• [Aim of the exercise]:
Across the entries below, how many lines contain the word "category"? Give the number alone.

(Dataset entries on figures)
* * *
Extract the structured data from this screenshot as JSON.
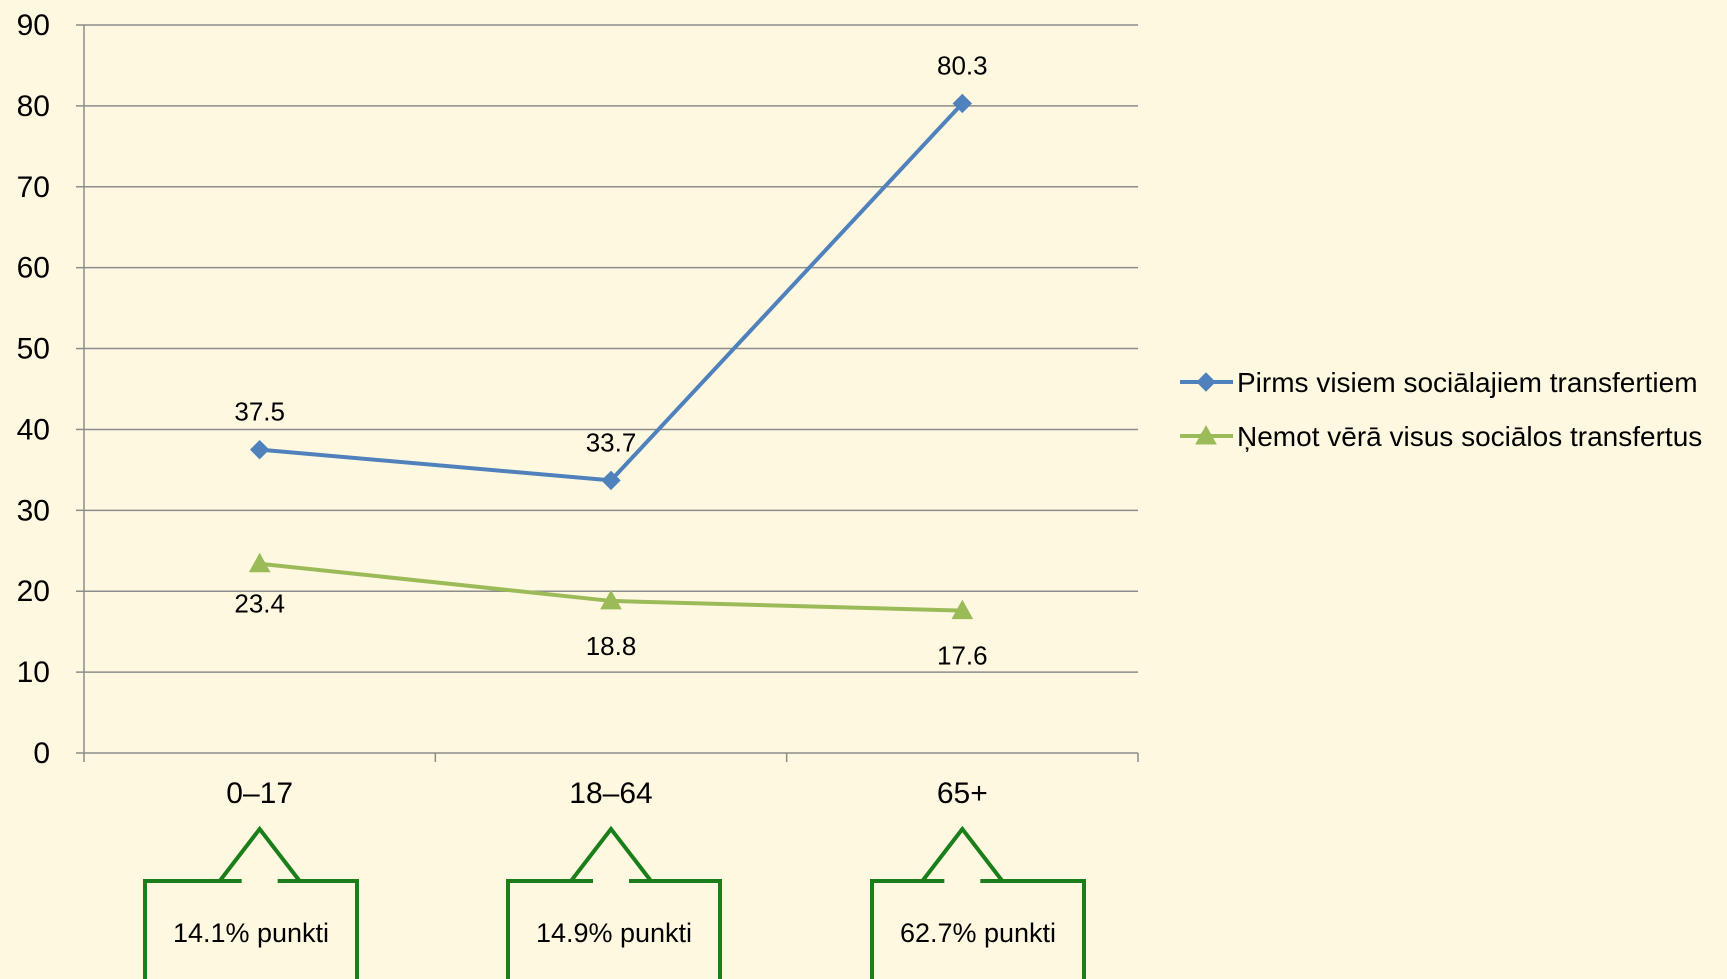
{
  "chart_data": {
    "type": "line",
    "categories": [
      "0–17",
      "18–64",
      "65+"
    ],
    "series": [
      {
        "name": "Pirms visiem sociālajiem transfertiem",
        "values": [
          37.5,
          33.7,
          80.3
        ],
        "labels": [
          "37.5",
          "33.7",
          "80.3"
        ],
        "color": "#4f81bd",
        "marker": "diamond"
      },
      {
        "name": "Ņemot vērā visus sociālos transfertus",
        "values": [
          23.4,
          18.8,
          17.6
        ],
        "labels": [
          "23.4",
          "18.8",
          "17.6"
        ],
        "color": "#9bbb59",
        "marker": "triangle"
      }
    ],
    "ylim": [
      0,
      90
    ],
    "y_ticks": [
      0,
      10,
      20,
      30,
      40,
      50,
      60,
      70,
      80,
      90
    ],
    "y_tick_labels": [
      "0",
      "10",
      "20",
      "30",
      "40",
      "50",
      "60",
      "70",
      "80",
      "90"
    ],
    "grid": true,
    "legend_position": "right",
    "title": "",
    "xlabel": "",
    "ylabel": ""
  },
  "callouts": [
    {
      "category": "0–17",
      "text": "14.1% punkti"
    },
    {
      "category": "18–64",
      "text": "14.9% punkti"
    },
    {
      "category": "65+",
      "text": "62.7% punkti"
    }
  ],
  "colors": {
    "background": "#fff8e0",
    "grid": "#8c8c8c",
    "axis": "#8c8c8c",
    "callout_border": "#1a7f1a",
    "callout_fill": "#fff8e0"
  }
}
* * *
• [Reply to the exercise]:
3